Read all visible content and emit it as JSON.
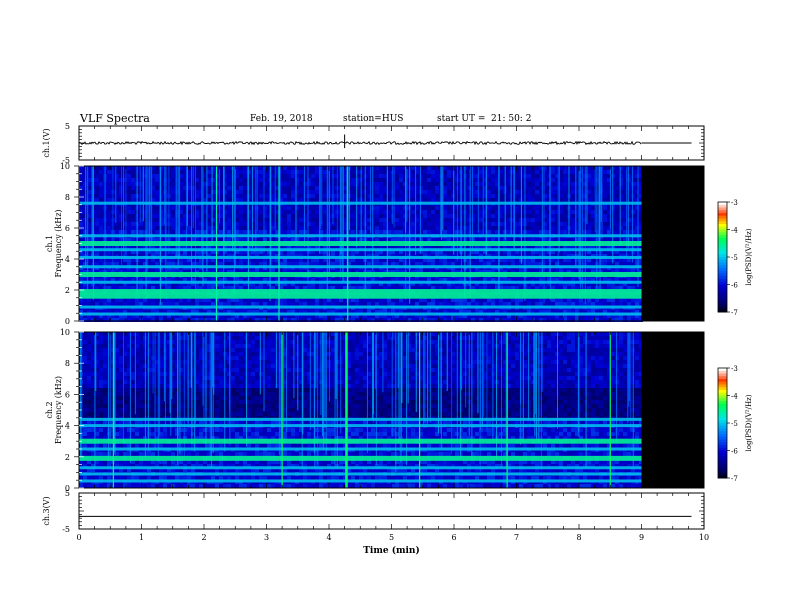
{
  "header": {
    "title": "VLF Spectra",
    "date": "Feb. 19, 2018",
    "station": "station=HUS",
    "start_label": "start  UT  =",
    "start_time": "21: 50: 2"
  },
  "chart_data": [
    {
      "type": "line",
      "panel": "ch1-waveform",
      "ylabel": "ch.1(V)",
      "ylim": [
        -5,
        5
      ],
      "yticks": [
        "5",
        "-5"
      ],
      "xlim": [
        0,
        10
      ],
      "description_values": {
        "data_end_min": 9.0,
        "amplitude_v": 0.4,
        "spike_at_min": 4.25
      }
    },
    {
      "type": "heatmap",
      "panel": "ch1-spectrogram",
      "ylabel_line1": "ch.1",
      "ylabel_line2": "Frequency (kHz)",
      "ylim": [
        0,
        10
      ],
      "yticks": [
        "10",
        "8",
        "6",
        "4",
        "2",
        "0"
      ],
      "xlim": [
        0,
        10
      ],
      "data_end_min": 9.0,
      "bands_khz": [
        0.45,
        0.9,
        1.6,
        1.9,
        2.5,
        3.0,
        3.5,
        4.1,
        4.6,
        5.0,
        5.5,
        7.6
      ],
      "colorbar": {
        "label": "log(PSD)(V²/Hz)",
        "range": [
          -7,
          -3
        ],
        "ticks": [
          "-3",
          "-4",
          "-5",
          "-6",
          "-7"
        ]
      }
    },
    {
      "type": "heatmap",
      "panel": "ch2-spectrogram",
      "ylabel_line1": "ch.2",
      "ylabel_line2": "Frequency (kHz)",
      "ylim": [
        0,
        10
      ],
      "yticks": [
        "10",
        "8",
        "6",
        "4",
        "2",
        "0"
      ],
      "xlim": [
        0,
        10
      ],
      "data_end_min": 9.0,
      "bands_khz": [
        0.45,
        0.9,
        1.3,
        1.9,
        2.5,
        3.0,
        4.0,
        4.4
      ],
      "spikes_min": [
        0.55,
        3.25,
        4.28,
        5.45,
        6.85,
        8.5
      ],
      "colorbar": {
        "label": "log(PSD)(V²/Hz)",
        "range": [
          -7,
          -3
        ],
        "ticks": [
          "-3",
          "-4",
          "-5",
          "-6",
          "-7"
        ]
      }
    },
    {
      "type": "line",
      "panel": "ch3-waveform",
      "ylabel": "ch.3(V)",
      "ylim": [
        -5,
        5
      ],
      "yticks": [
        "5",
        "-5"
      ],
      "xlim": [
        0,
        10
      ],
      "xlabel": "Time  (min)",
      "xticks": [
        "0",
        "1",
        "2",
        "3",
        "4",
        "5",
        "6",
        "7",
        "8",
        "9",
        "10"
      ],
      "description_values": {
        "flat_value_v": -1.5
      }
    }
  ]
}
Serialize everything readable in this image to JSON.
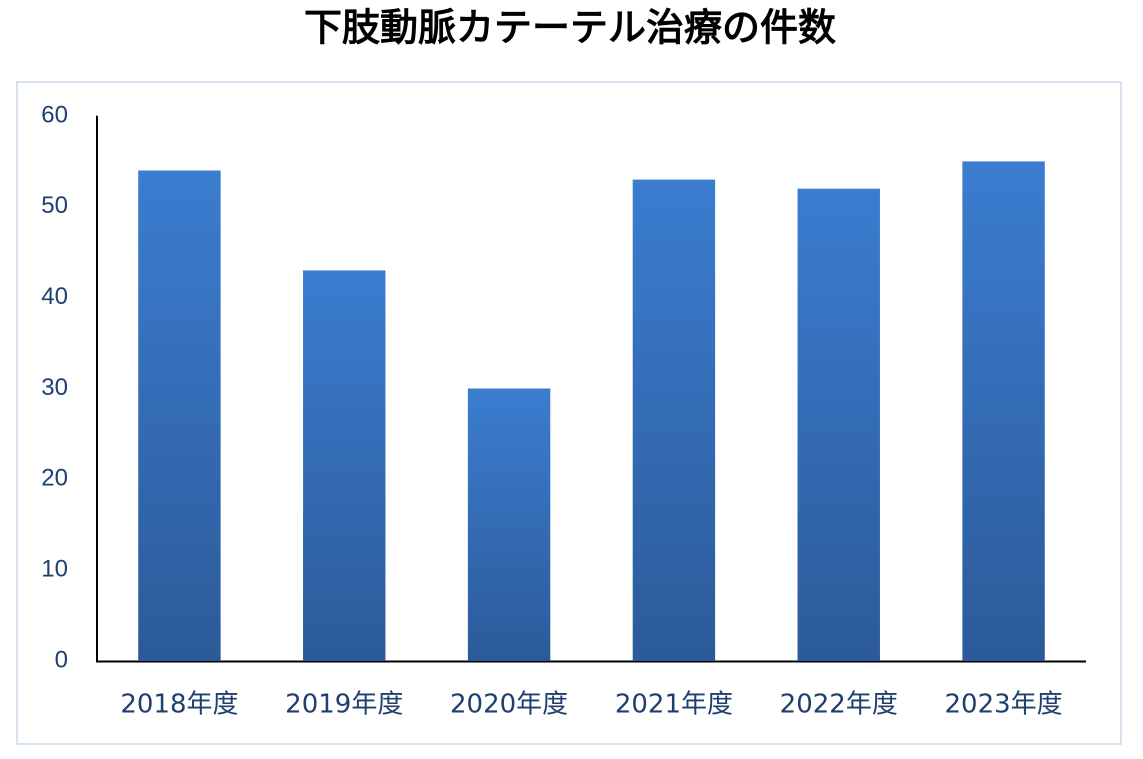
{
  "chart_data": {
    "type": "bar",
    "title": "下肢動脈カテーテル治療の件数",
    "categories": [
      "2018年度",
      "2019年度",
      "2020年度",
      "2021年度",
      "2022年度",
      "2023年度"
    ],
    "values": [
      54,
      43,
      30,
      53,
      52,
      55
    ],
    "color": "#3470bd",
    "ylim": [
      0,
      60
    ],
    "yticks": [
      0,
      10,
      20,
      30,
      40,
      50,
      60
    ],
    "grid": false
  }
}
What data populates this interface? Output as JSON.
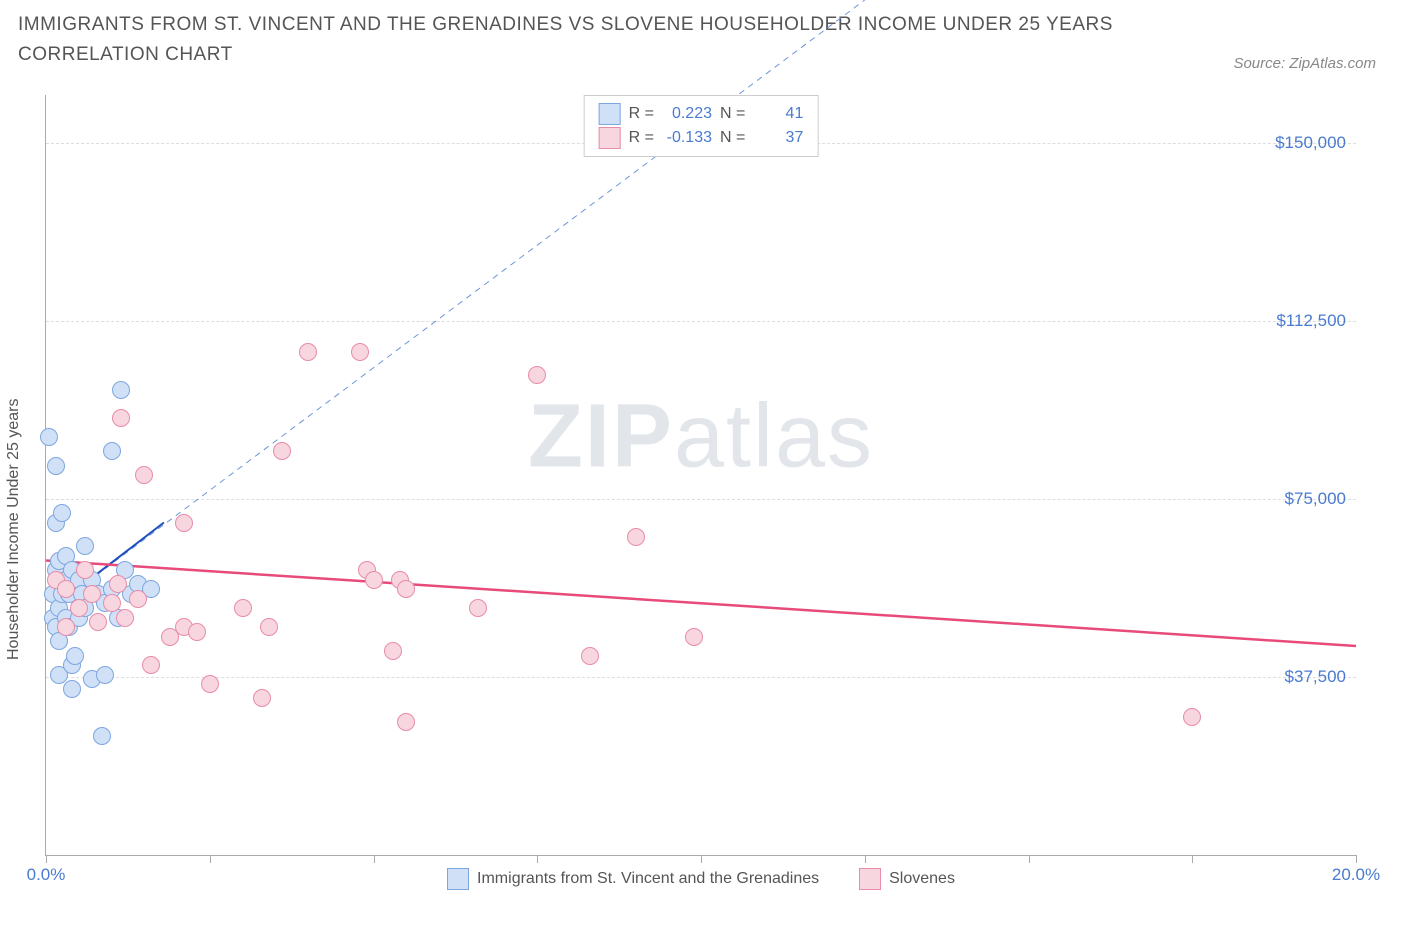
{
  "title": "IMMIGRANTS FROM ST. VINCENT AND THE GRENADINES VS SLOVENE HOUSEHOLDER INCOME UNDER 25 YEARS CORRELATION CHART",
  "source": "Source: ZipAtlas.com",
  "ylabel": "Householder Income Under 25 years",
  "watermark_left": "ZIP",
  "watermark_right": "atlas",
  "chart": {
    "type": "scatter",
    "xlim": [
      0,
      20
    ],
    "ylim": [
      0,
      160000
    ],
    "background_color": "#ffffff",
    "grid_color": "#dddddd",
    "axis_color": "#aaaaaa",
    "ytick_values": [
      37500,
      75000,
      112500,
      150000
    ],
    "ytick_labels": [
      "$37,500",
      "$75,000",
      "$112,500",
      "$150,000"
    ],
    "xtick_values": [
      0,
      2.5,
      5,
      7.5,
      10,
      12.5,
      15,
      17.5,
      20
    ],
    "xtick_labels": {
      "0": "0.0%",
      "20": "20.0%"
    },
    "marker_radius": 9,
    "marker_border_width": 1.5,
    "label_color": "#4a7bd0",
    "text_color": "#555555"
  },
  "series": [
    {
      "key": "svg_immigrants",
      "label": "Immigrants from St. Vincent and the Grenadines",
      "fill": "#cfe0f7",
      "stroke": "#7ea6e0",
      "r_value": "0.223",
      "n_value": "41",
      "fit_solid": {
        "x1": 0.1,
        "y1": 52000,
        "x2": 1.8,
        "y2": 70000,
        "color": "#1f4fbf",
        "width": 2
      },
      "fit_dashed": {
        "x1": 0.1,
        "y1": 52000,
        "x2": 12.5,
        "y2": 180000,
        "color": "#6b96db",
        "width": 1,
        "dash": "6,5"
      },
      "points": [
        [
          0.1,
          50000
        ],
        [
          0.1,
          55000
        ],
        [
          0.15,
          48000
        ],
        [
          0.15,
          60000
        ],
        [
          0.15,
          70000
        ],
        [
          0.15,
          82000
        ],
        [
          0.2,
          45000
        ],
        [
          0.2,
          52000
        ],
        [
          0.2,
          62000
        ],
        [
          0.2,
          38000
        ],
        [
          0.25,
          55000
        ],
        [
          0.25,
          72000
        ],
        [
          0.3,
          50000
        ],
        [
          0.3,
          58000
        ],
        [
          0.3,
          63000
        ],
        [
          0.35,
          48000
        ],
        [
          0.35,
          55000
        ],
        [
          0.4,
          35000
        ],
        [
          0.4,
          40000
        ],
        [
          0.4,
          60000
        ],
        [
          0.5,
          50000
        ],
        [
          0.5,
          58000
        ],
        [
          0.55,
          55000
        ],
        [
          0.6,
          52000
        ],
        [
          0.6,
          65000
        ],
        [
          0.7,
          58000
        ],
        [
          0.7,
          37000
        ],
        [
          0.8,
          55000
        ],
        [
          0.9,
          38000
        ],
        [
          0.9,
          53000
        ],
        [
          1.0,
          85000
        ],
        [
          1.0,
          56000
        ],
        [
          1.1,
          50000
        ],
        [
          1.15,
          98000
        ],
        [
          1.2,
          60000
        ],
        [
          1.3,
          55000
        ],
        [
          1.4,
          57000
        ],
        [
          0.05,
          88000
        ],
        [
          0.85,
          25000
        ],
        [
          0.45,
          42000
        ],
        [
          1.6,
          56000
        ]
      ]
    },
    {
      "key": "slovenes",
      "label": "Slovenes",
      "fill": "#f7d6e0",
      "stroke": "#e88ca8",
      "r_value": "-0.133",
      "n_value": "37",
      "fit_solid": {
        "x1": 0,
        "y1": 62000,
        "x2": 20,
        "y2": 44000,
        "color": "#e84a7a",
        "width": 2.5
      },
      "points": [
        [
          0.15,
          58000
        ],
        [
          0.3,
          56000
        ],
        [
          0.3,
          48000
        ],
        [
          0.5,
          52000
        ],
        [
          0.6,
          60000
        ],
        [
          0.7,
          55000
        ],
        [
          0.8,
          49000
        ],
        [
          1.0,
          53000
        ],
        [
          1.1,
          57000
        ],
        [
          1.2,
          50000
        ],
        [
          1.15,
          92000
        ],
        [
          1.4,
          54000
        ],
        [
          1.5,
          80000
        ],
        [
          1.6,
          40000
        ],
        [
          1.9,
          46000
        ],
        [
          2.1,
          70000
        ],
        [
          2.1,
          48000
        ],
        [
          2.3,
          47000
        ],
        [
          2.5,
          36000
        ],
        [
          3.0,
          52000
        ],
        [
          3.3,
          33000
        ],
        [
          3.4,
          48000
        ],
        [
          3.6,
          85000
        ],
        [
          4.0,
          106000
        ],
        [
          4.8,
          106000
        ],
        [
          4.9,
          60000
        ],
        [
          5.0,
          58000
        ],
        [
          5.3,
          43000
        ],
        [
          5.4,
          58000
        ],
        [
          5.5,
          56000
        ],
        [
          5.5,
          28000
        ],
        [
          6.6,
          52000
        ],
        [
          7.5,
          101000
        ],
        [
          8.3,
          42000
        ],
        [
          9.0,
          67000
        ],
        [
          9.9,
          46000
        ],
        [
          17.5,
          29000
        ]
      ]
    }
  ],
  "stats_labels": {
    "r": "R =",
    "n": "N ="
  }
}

* * * * * * *

Search the material above for "waveform". Pull out each line where it shows up.

      "panel": "ch1-waveform",
      "panel": "ch3-waveform",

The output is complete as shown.